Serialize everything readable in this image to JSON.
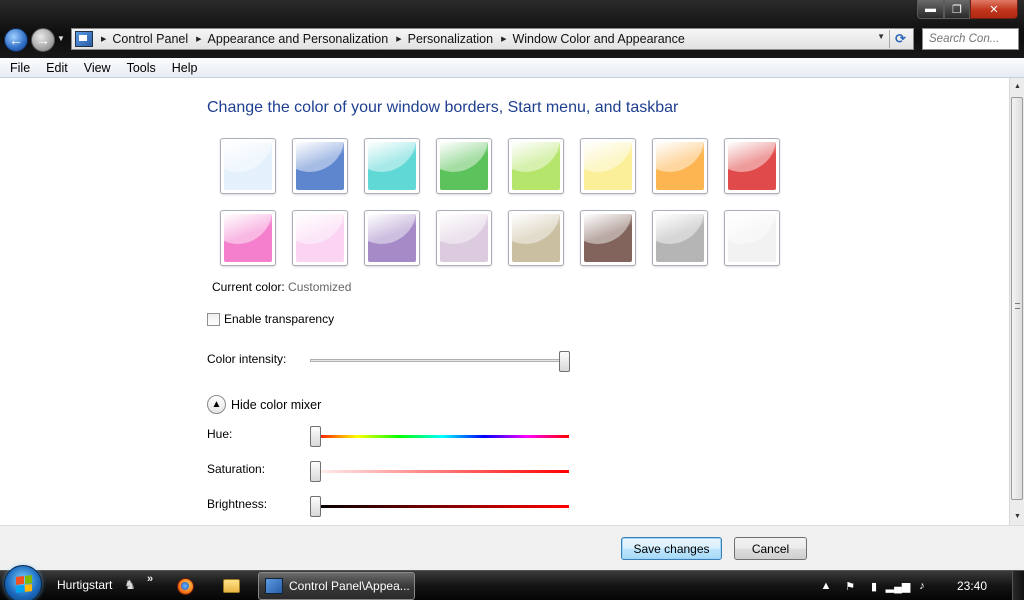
{
  "window": {
    "controls": {
      "minimize": "▬",
      "maximize": "❐",
      "close": "✕"
    }
  },
  "nav": {
    "back_glyph": "←",
    "forward_glyph": "→",
    "breadcrumbs": [
      "Control Panel",
      "Appearance and Personalization",
      "Personalization",
      "Window Color and Appearance"
    ],
    "search_placeholder": "Search Con..."
  },
  "menu": [
    "File",
    "Edit",
    "View",
    "Tools",
    "Help"
  ],
  "main": {
    "title": "Change the color of your window borders, Start menu, and taskbar",
    "swatches": [
      {
        "name": "sky",
        "color": "#e4f1fc"
      },
      {
        "name": "twilight",
        "color": "#5d86cf"
      },
      {
        "name": "sea",
        "color": "#5fd8d6"
      },
      {
        "name": "leaf",
        "color": "#5cc25b"
      },
      {
        "name": "lime",
        "color": "#b5e56b"
      },
      {
        "name": "pumpkin-light",
        "color": "#fbef9a"
      },
      {
        "name": "pumpkin",
        "color": "#fdb552"
      },
      {
        "name": "ruby",
        "color": "#e04a4a"
      },
      {
        "name": "fuchsia",
        "color": "#f47fcd"
      },
      {
        "name": "blush",
        "color": "#fad4f2"
      },
      {
        "name": "violet",
        "color": "#a58ac7"
      },
      {
        "name": "lavender",
        "color": "#dccbde"
      },
      {
        "name": "taupe",
        "color": "#cbbfa2"
      },
      {
        "name": "chocolate",
        "color": "#82645c"
      },
      {
        "name": "slate",
        "color": "#b5b5b5"
      },
      {
        "name": "frost",
        "color": "#f2f2f2"
      }
    ],
    "current_color_label": "Current color:",
    "current_color_value": "Customized",
    "transparency_label": "Enable transparency",
    "transparency_checked": false,
    "intensity_label": "Color intensity:",
    "intensity_level": 1.0,
    "mixer_toggle_label": "Hide color mixer",
    "hue_label": "Hue:",
    "hue_level": 0.0,
    "saturation_label": "Saturation:",
    "saturation_level": 0.0,
    "brightness_label": "Brightness:",
    "brightness_level": 0.0
  },
  "footer": {
    "save_label": "Save changes",
    "cancel_label": "Cancel"
  },
  "taskbar": {
    "quicklaunch_label": "Hurtigstart",
    "more_glyph": "»",
    "task_label": "Control Panel\\Appea...",
    "tray_arrow": "▲",
    "clock": "23:40"
  }
}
+-------+
From the listing above, copy every line that holds the string "Appearance".

> Answer to this task:
      "Appearance and Personalization",
      "Window Color and Appearance"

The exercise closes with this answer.